• GIVEN TASK:
Search the data below for the string "name". Extract every line that contains it.

[Items from a figure collection]
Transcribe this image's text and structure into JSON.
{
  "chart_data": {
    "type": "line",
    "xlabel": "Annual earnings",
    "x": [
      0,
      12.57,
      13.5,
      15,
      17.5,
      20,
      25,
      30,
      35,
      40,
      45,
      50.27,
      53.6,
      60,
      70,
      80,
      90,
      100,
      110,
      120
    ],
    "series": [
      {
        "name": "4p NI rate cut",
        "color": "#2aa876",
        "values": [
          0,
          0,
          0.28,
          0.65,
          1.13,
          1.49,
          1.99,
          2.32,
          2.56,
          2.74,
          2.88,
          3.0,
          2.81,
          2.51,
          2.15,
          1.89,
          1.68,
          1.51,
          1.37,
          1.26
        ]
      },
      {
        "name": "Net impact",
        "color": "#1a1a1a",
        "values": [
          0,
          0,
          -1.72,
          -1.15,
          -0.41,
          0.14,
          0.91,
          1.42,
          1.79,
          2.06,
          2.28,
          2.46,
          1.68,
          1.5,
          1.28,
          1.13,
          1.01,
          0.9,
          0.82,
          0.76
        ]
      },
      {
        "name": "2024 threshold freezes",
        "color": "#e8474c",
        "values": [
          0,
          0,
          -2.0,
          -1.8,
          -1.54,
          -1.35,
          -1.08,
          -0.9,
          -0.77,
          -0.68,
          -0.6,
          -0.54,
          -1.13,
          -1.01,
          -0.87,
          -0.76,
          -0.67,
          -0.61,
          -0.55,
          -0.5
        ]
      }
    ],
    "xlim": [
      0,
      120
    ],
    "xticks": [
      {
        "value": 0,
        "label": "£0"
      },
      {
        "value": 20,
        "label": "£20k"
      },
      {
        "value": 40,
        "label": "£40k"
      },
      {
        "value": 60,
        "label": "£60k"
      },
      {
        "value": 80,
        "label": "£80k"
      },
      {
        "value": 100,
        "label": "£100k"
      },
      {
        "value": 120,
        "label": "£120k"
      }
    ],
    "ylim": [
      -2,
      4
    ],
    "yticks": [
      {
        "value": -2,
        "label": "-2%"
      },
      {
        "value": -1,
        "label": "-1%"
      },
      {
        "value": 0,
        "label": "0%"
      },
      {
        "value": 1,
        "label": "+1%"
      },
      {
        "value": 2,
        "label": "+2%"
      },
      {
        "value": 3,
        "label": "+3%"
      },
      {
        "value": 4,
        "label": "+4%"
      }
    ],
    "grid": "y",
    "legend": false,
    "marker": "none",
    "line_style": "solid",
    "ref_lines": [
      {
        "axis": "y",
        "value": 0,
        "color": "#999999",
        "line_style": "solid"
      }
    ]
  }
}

• RESPONSE:
        "name": "4p NI rate cut",
        "name": "Net impact",
        "name": "2024 threshold freezes",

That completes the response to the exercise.